# GIVEN EXERCISE:
Look through the data below and work out how many lines contain the string "briefing". Give the number alone.

Stored entries
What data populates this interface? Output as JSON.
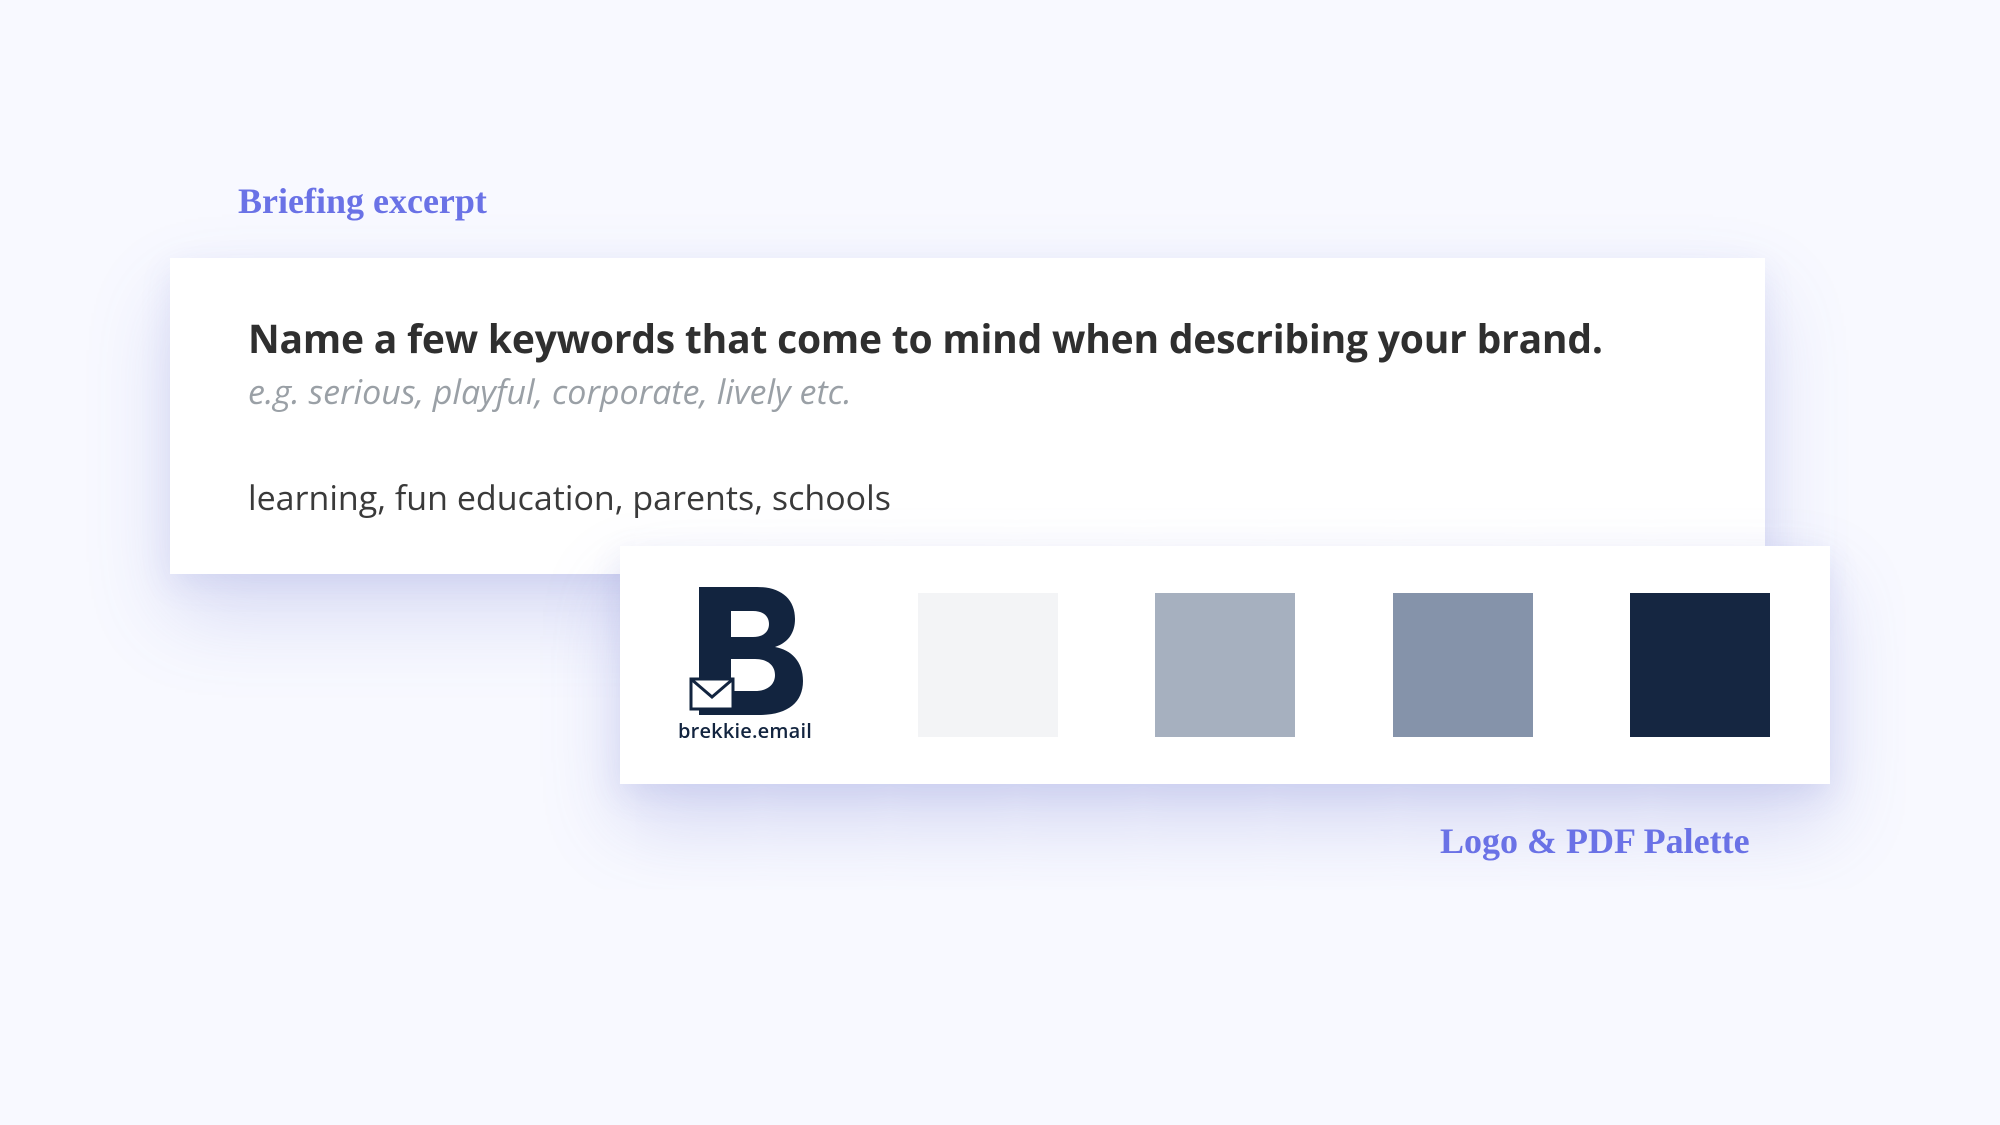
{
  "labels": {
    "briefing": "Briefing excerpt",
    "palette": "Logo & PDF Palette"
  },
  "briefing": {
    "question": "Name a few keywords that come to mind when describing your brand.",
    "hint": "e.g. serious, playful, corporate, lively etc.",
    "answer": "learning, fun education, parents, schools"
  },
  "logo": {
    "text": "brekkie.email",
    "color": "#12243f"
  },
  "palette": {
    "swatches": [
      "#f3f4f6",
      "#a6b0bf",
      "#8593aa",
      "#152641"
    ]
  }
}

# FULL ANSWER:
2